Exercise ▸ Copy the data that follows exactly. Include no pictures.

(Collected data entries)
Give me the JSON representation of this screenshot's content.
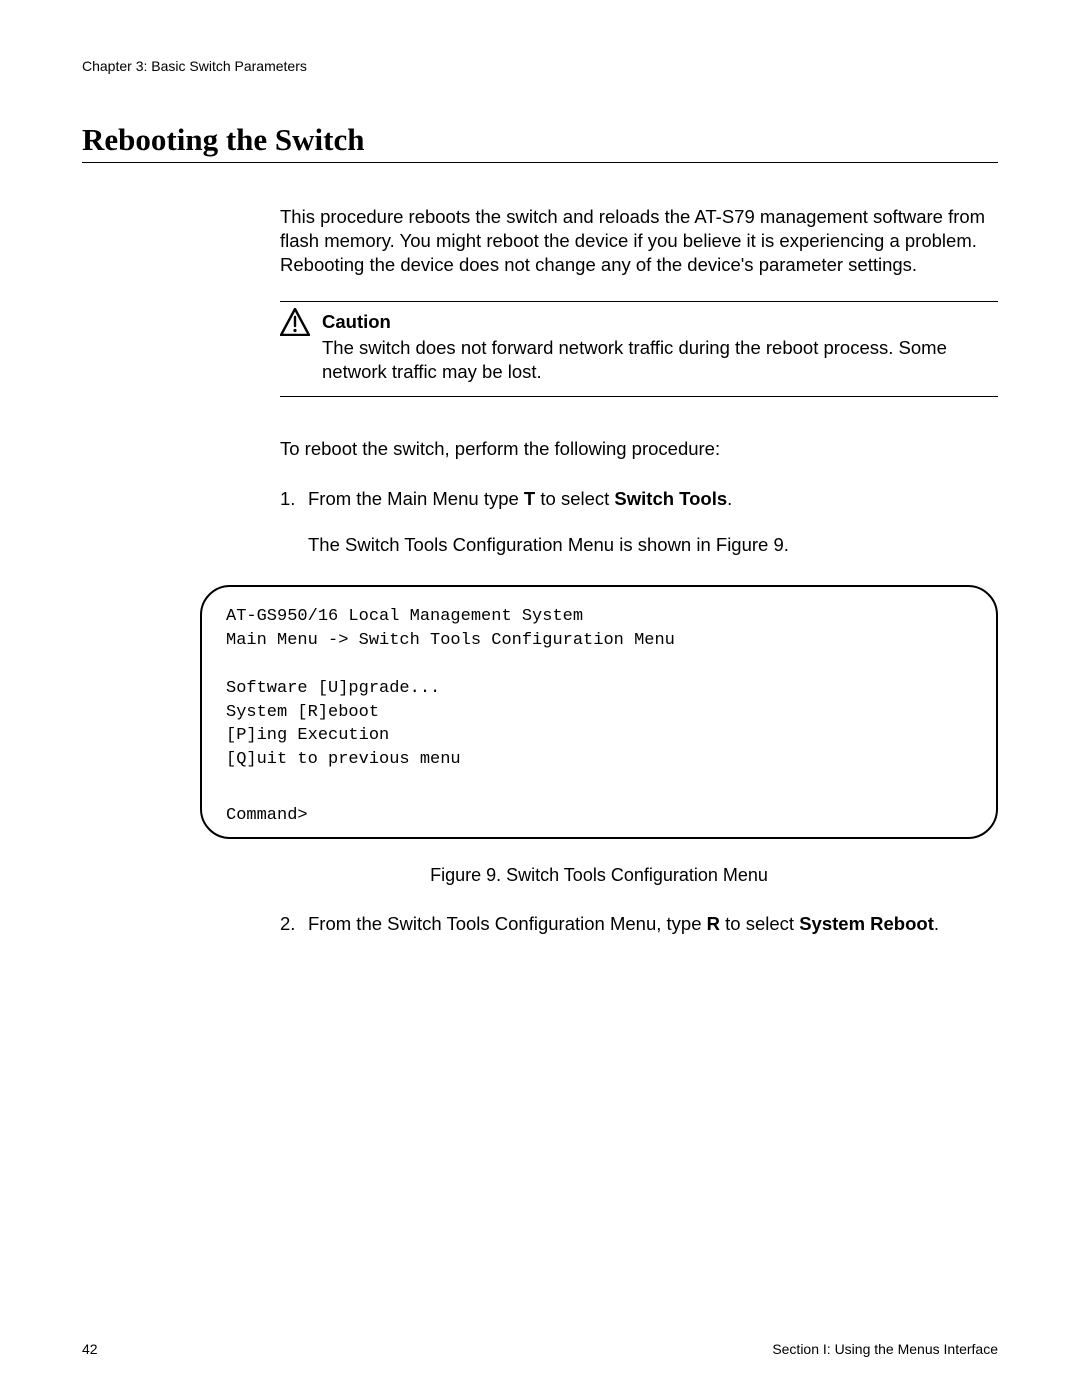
{
  "chapter": "Chapter 3: Basic Switch Parameters",
  "heading": "Rebooting the Switch",
  "intro": "This procedure reboots the switch and reloads the AT-S79 management software from flash memory. You might reboot the device if you believe it is experiencing a problem. Rebooting the device does not change any of the device's parameter settings.",
  "caution": {
    "title": "Caution",
    "text": "The switch does not forward network traffic during the reboot process. Some network traffic may be lost."
  },
  "procedure_intro": "To reboot the switch, perform the following procedure:",
  "step1": {
    "num": "1.",
    "pre": "From the Main Menu type ",
    "key": "T",
    "mid": " to select ",
    "target": "Switch Tools",
    "post": ".",
    "sub": "The Switch Tools Configuration Menu is shown in Figure 9."
  },
  "terminal": {
    "line1": "AT-GS950/16 Local Management System",
    "line2": "Main Menu -> Switch Tools Configuration Menu",
    "line3": "Software [U]pgrade...",
    "line4": "System [R]eboot",
    "line5": "[P]ing Execution",
    "line6": "[Q]uit to previous menu",
    "prompt": "Command>"
  },
  "figure_caption": "Figure 9. Switch Tools Configuration Menu",
  "step2": {
    "num": "2.",
    "pre": "From the Switch Tools Configuration Menu, type ",
    "key": "R",
    "mid": " to select ",
    "target": "System Reboot",
    "post": "."
  },
  "footer": {
    "page": "42",
    "section": "Section I: Using the Menus Interface"
  }
}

Finished task ▸
Give me the JSON representation of this screenshot's content.
{
  "chapter": "Chapter 3: Basic Switch Parameters",
  "heading": "Rebooting the Switch",
  "intro": "This procedure reboots the switch and reloads the AT-S79 management software from flash memory. You might reboot the device if you believe it is experiencing a problem. Rebooting the device does not change any of the device's parameter settings.",
  "caution": {
    "title": "Caution",
    "text": "The switch does not forward network traffic during the reboot process. Some network traffic may be lost."
  },
  "procedure_intro": "To reboot the switch, perform the following procedure:",
  "step1": {
    "num": "1.",
    "pre": "From the Main Menu type ",
    "key": "T",
    "mid": " to select ",
    "target": "Switch Tools",
    "post": ".",
    "sub": "The Switch Tools Configuration Menu is shown in Figure 9."
  },
  "terminal": {
    "line1": "AT-GS950/16 Local Management System",
    "line2": "Main Menu -> Switch Tools Configuration Menu",
    "line3": "Software [U]pgrade...",
    "line4": "System [R]eboot",
    "line5": "[P]ing Execution",
    "line6": "[Q]uit to previous menu",
    "prompt": "Command>"
  },
  "figure_caption": "Figure 9. Switch Tools Configuration Menu",
  "step2": {
    "num": "2.",
    "pre": "From the Switch Tools Configuration Menu, type ",
    "key": "R",
    "mid": " to select ",
    "target": "System Reboot",
    "post": "."
  },
  "footer": {
    "page": "42",
    "section": "Section I: Using the Menus Interface"
  }
}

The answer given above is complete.